▶ Record excerpts:
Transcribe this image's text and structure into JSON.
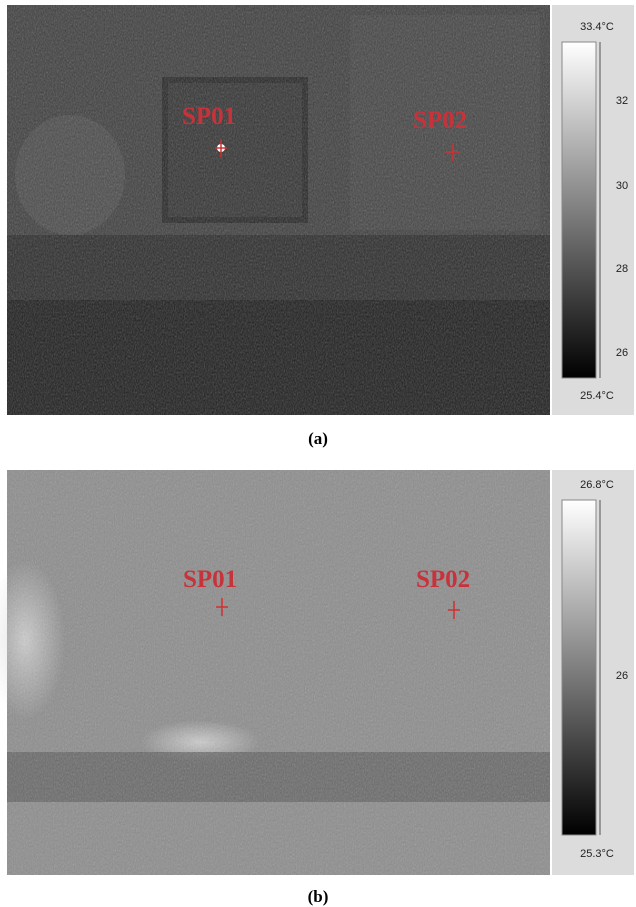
{
  "panels": [
    {
      "caption": "(a)",
      "spots": [
        "SP01",
        "SP02"
      ],
      "colorbar": {
        "max_label": "33.4°C",
        "ticks": [
          "32",
          "30",
          "28",
          "26"
        ],
        "min_label": "25.4°C"
      }
    },
    {
      "caption": "(b)",
      "spots": [
        "SP01",
        "SP02"
      ],
      "colorbar": {
        "max_label": "26.8°C",
        "ticks": [
          "26"
        ],
        "min_label": "25.3°C"
      }
    }
  ]
}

▶ Task statement: Write out the entries again, exactly as given, skipping any images.

▶ Result of this task:
Transcribe this image's text and structure into JSON.
{
  "panels": [
    {
      "caption": "(a)",
      "spots": [
        "SP01",
        "SP02"
      ],
      "colorbar": {
        "max_label": "33.4°C",
        "ticks": [
          "32",
          "30",
          "28",
          "26"
        ],
        "min_label": "25.4°C"
      }
    },
    {
      "caption": "(b)",
      "spots": [
        "SP01",
        "SP02"
      ],
      "colorbar": {
        "max_label": "26.8°C",
        "ticks": [
          "26"
        ],
        "min_label": "25.3°C"
      }
    }
  ]
}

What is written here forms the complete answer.